» Your goal
Copy out each line that mentions the word "Importance".

» Exercise materials
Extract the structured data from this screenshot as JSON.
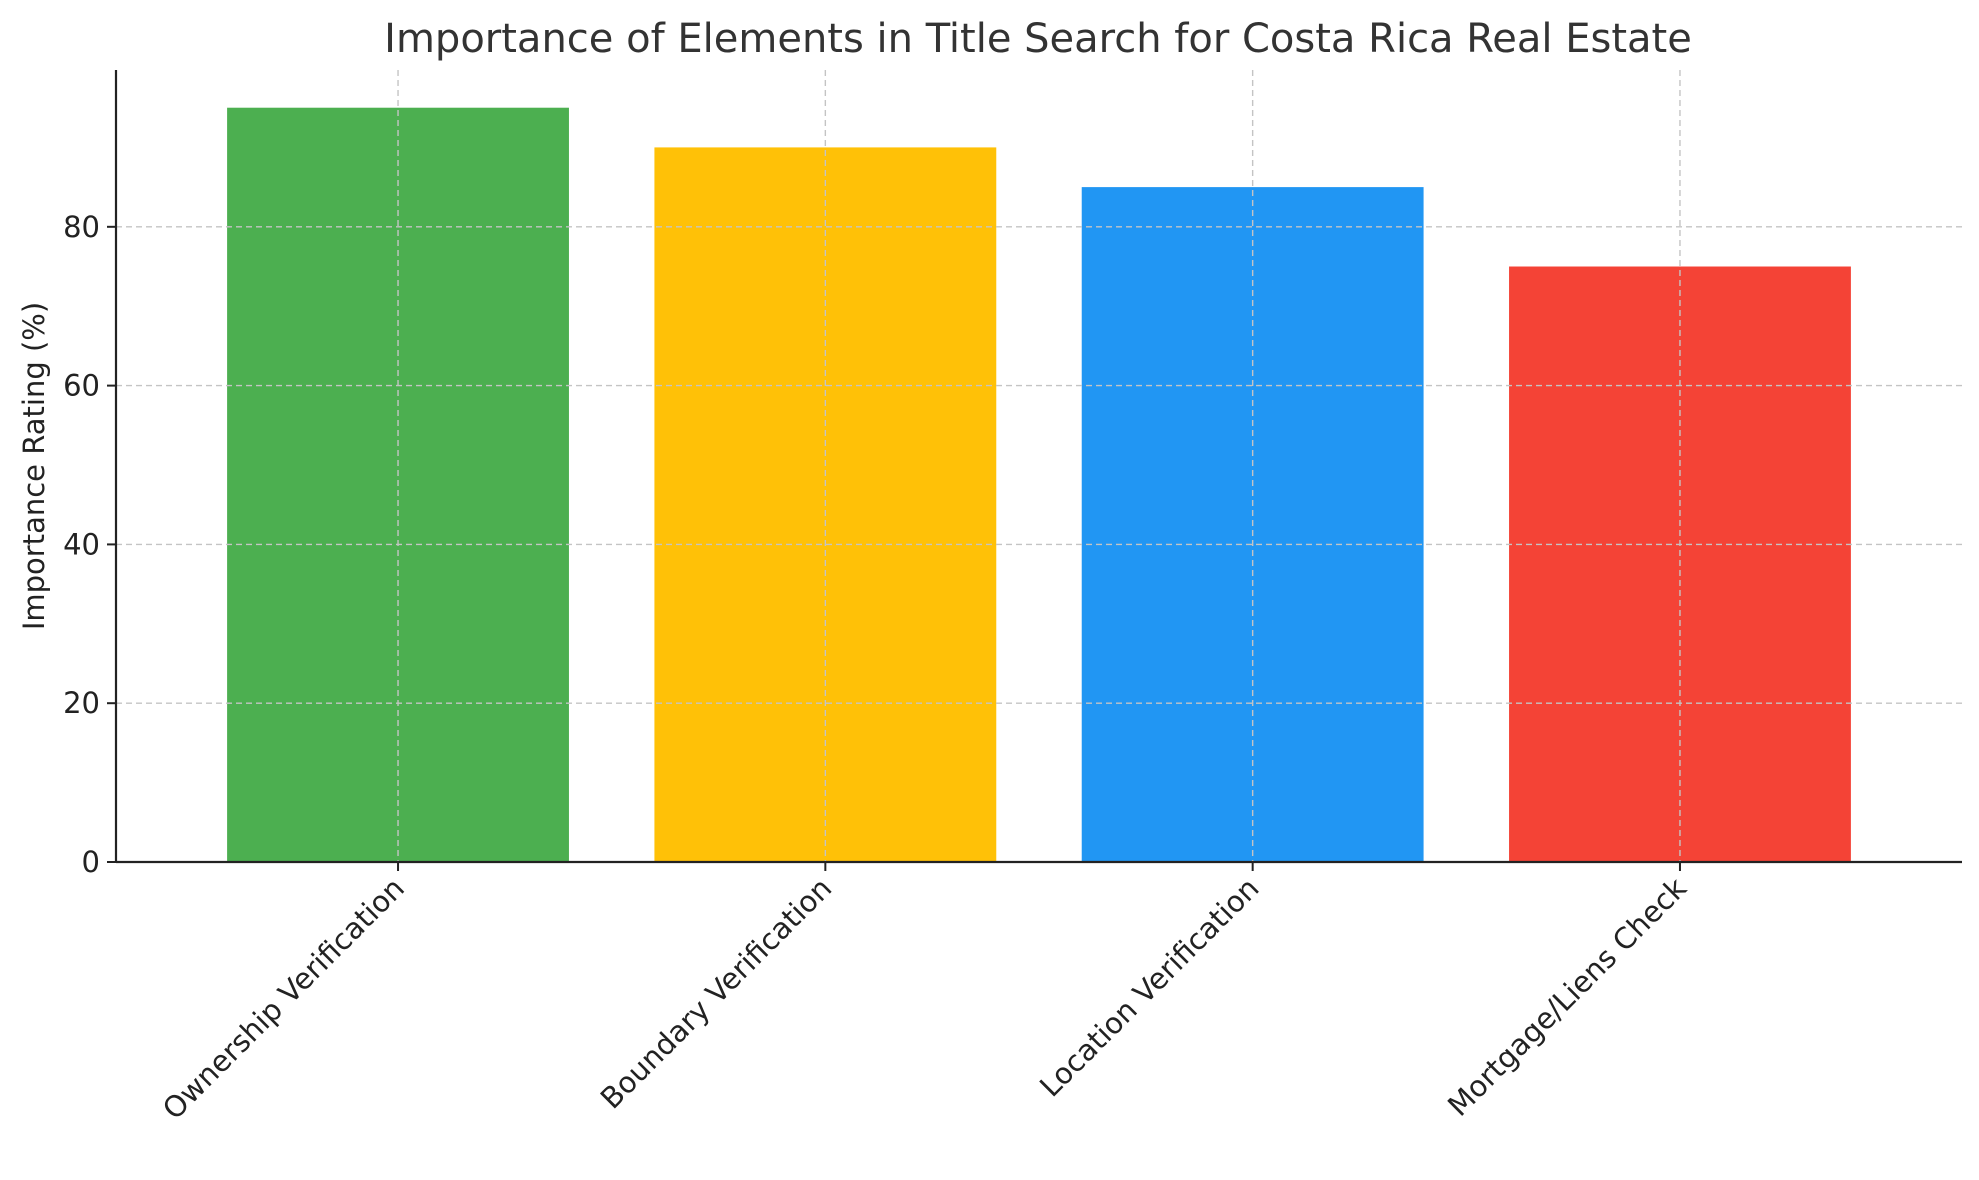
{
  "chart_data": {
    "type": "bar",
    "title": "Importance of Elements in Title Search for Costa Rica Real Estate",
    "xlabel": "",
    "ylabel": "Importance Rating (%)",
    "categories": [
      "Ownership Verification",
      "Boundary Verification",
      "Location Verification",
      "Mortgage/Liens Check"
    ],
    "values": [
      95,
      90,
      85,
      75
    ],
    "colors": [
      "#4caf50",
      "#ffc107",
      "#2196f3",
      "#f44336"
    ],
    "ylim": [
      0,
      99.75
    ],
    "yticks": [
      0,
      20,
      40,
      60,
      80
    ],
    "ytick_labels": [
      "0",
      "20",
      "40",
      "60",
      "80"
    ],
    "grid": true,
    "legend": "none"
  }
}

» Answer to this task
    "title": "Importance of Elements in Title Search for Costa Rica Real Estate",
    "ylabel": "Importance Rating (%)",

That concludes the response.